# start of PROVIDED RECORDS

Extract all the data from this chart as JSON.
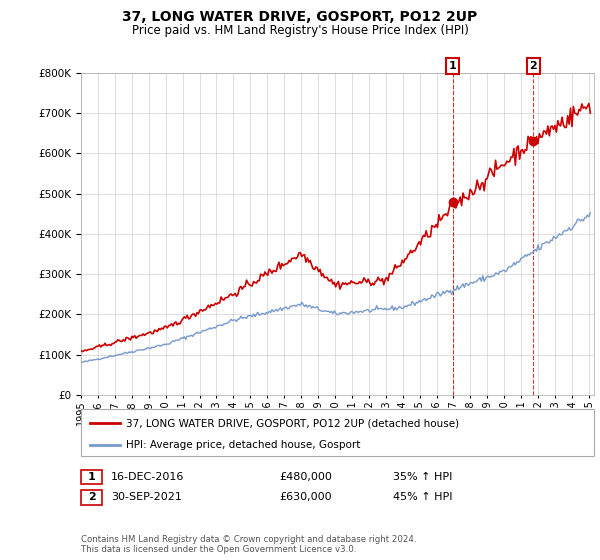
{
  "title": "37, LONG WATER DRIVE, GOSPORT, PO12 2UP",
  "subtitle": "Price paid vs. HM Land Registry's House Price Index (HPI)",
  "legend_line1": "37, LONG WATER DRIVE, GOSPORT, PO12 2UP (detached house)",
  "legend_line2": "HPI: Average price, detached house, Gosport",
  "annotation1_label": "1",
  "annotation1_date": "16-DEC-2016",
  "annotation1_price": 480000,
  "annotation1_hpi": "35% ↑ HPI",
  "annotation2_label": "2",
  "annotation2_date": "30-SEP-2021",
  "annotation2_price": 630000,
  "annotation2_hpi": "45% ↑ HPI",
  "footer": "Contains HM Land Registry data © Crown copyright and database right 2024.\nThis data is licensed under the Open Government Licence v3.0.",
  "house_color": "#cc0000",
  "hpi_color": "#7799cc",
  "annotation_box_color": "#cc0000",
  "dashed_line_color": "#cc0000",
  "ylim_min": 0,
  "ylim_max": 800000,
  "year_start": 1995,
  "year_end": 2025
}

# end of PROVIDED RECORDS

_WHAT IS BEING ASKED_
Extract all lines from the material above that include the word "DRIVE".

_WRITTEN RESPONSE_
  "title": "37, LONG WATER DRIVE, GOSPORT, PO12 2UP",
  "legend_line1": "37, LONG WATER DRIVE, GOSPORT, PO12 2UP (detached house)",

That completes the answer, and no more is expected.